Select from the records below every line that has the word "cowpea" in it.

#### [Provided data]
===
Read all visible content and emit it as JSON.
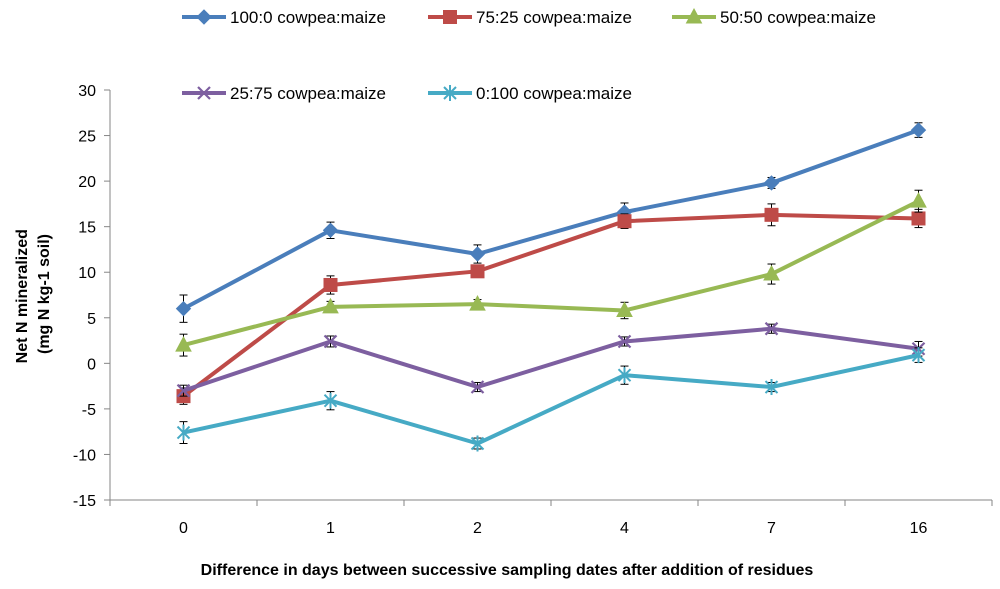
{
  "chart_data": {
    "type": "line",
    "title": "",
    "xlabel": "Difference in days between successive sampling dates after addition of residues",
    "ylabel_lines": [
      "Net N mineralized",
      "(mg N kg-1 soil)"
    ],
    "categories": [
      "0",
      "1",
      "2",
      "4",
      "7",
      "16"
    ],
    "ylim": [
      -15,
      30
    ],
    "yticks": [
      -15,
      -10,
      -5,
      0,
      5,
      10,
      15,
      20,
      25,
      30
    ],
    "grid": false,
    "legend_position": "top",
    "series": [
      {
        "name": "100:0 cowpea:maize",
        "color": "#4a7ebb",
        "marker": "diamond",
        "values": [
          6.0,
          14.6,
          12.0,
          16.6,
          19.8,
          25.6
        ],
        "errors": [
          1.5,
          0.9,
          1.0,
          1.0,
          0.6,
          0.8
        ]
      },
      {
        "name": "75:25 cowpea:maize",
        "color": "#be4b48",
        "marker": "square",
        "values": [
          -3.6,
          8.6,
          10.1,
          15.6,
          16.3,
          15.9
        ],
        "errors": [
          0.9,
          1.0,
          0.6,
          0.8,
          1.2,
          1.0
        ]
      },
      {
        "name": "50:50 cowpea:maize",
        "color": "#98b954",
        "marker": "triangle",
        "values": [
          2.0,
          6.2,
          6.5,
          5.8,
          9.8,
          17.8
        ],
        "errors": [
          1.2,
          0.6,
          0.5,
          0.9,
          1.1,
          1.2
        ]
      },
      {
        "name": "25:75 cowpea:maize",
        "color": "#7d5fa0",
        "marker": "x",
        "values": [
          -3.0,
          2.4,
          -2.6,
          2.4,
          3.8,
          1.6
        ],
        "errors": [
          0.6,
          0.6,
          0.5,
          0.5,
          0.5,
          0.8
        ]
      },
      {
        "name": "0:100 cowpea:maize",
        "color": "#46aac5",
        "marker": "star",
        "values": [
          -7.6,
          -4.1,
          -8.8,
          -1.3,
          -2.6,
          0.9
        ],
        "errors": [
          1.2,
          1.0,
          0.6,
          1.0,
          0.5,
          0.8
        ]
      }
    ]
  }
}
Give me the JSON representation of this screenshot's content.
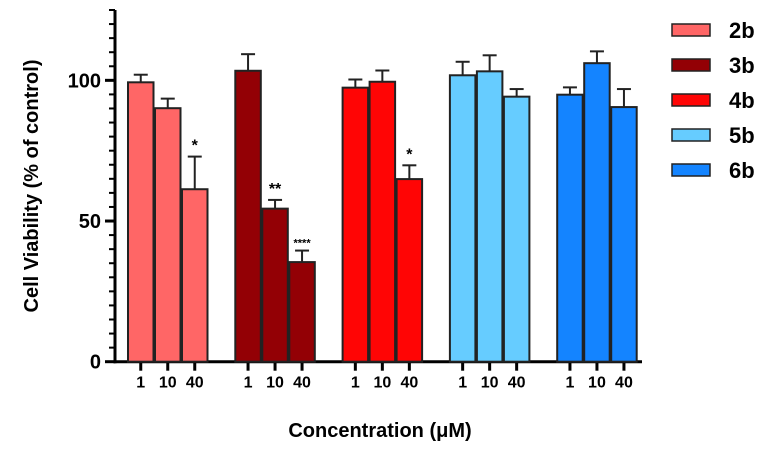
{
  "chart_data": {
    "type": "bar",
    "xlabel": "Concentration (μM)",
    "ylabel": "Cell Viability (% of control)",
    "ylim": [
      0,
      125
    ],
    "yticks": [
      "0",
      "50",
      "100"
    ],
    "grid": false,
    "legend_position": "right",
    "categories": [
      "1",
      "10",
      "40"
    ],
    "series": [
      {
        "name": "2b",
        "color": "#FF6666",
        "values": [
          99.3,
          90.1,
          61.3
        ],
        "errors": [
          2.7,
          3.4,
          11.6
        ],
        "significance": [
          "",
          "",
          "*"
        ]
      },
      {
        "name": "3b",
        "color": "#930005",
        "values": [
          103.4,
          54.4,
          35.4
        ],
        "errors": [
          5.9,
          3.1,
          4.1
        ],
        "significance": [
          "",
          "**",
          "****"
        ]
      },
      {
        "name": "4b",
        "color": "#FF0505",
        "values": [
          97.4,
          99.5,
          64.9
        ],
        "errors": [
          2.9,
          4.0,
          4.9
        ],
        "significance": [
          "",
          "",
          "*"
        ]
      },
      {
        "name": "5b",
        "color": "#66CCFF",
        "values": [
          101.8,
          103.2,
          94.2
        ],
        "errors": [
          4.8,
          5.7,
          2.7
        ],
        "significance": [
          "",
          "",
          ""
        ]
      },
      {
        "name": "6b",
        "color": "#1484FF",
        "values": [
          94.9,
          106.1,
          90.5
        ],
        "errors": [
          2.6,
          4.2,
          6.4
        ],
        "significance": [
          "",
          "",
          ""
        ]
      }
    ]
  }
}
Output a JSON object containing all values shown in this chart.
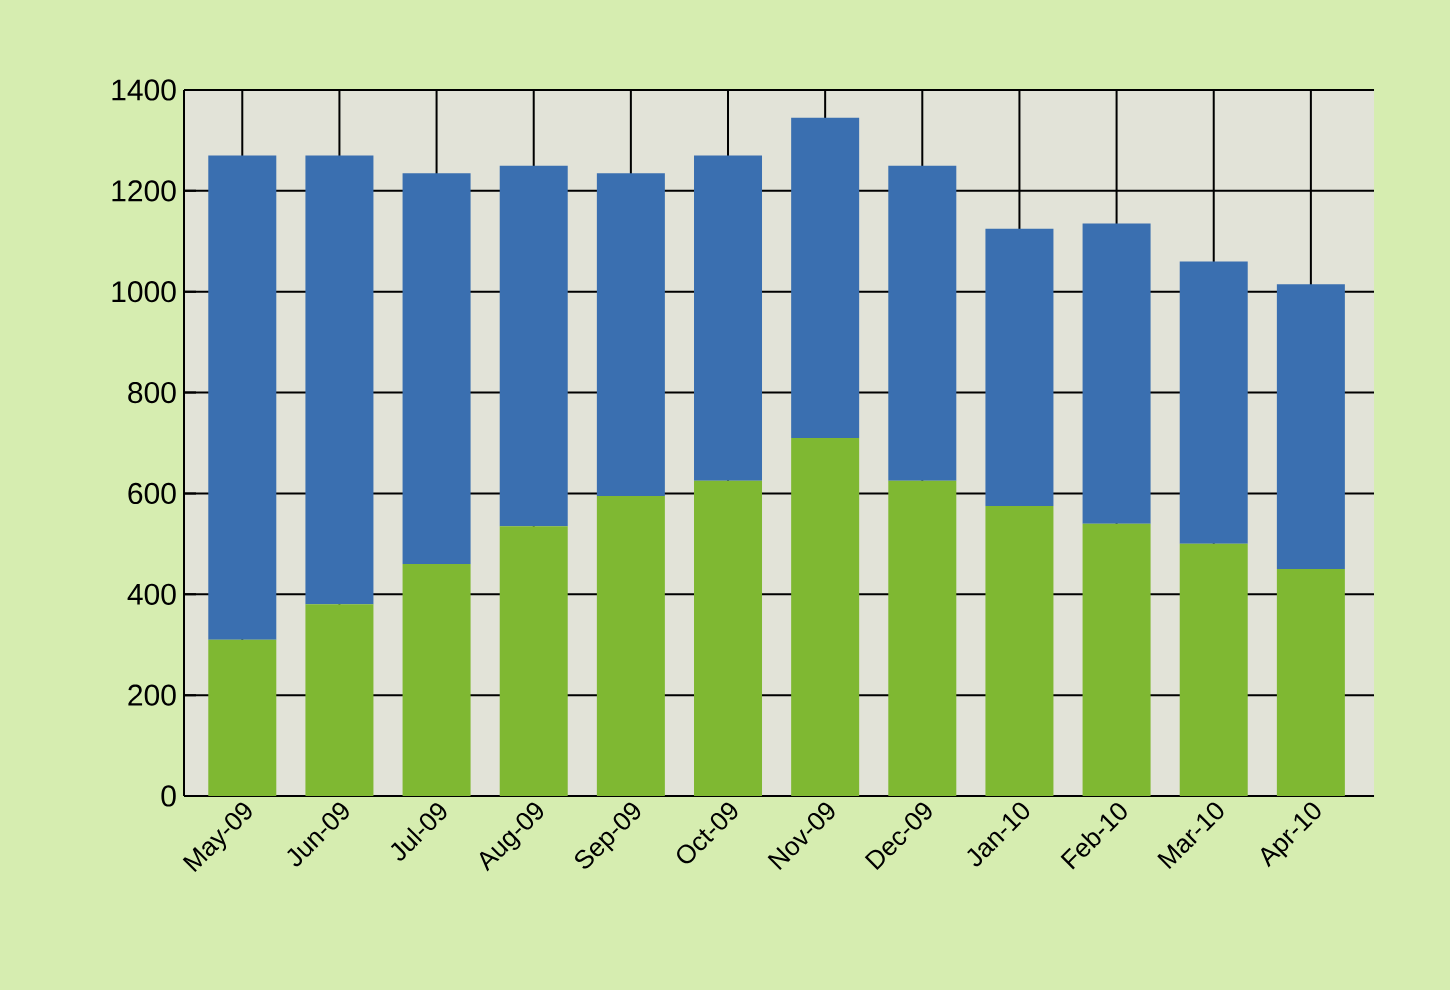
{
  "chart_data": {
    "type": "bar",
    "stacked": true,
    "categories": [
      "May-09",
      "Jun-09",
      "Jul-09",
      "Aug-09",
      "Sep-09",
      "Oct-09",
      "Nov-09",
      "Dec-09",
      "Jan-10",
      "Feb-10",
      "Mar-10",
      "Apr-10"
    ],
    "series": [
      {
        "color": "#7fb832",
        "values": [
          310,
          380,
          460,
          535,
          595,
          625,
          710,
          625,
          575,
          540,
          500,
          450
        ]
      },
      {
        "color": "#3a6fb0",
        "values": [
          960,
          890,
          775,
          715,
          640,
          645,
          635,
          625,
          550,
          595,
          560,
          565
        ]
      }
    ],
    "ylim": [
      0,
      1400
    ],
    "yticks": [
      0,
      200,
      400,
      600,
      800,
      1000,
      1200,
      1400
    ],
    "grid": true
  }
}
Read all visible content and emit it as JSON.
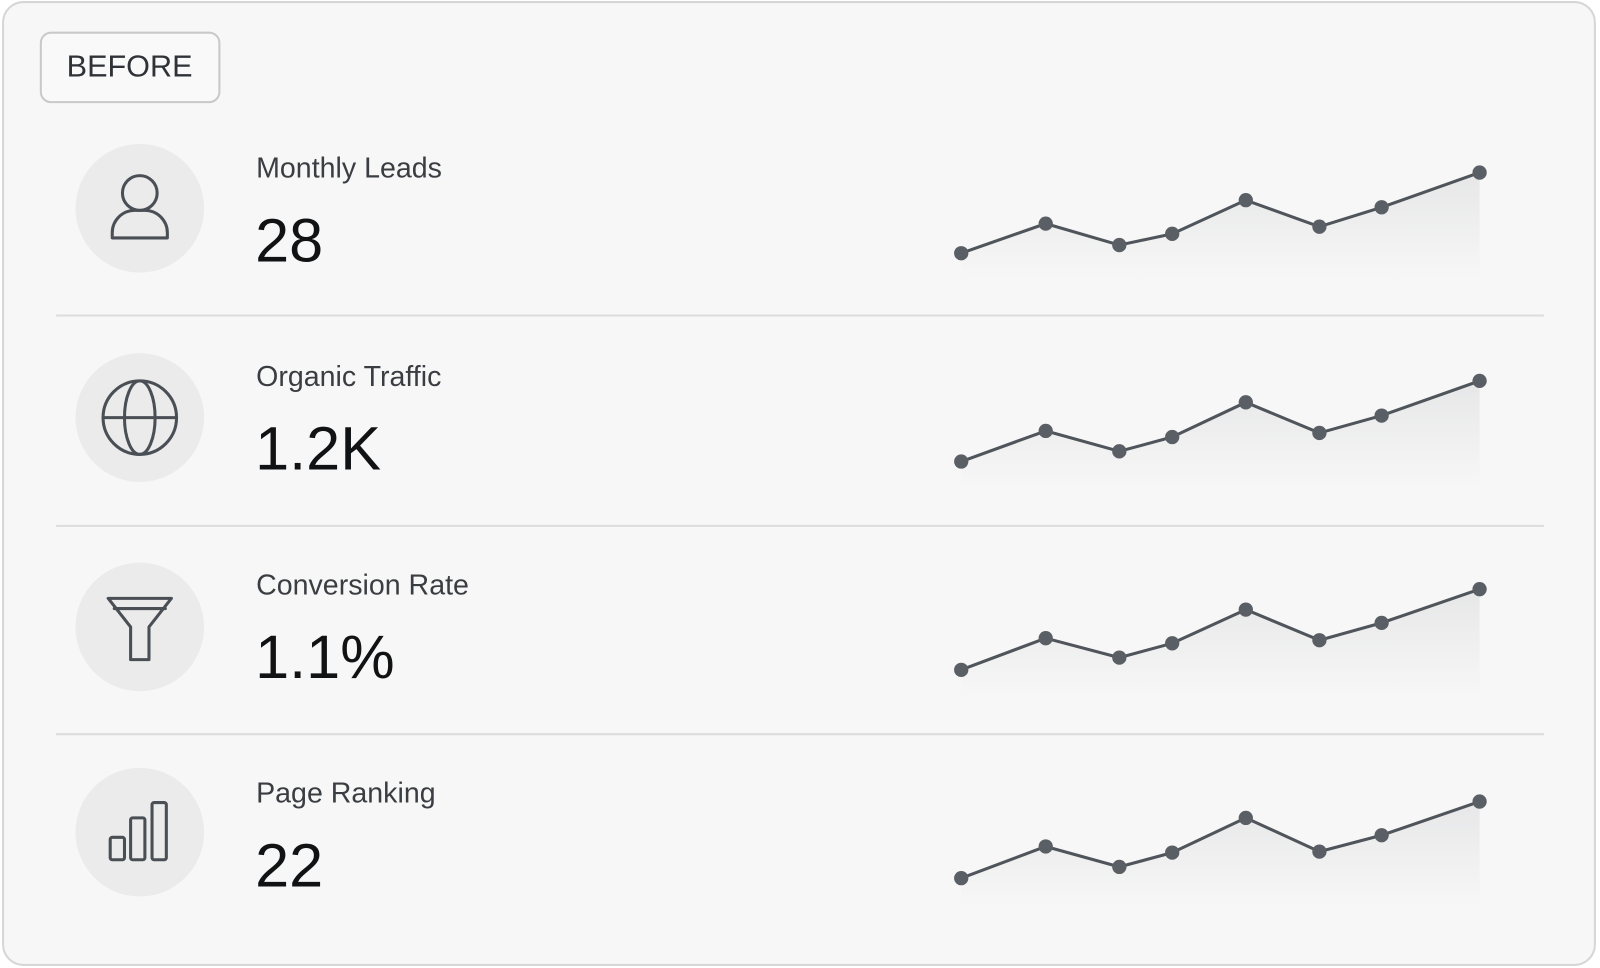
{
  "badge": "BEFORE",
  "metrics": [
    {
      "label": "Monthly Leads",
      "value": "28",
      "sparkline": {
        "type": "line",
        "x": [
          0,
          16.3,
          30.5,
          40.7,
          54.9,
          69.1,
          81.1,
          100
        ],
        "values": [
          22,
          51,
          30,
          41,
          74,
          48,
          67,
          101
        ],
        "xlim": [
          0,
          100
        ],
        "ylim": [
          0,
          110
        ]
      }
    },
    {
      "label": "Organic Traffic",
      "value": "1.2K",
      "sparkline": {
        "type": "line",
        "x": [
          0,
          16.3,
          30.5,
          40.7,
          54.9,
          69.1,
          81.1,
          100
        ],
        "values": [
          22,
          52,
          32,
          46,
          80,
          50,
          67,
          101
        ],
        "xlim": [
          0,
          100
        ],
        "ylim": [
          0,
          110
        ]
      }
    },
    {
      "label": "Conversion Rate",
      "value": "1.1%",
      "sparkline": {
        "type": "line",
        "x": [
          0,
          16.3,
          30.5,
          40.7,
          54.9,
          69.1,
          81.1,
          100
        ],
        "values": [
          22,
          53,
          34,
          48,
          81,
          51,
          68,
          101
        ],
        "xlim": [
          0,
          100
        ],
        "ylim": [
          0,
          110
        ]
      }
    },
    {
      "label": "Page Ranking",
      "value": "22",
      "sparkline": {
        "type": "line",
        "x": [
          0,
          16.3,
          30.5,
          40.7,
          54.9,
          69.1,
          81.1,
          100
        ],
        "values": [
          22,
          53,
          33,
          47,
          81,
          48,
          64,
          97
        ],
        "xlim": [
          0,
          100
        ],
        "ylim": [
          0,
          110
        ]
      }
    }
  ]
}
===
#### [Written answer]
        "name": "100:0 cowpea:maize",
        "name": "75:25 cowpea:maize",
        "name": "50:50 cowpea:maize",
        "name": "25:75 cowpea:maize",
        "name": "0:100 cowpea:maize",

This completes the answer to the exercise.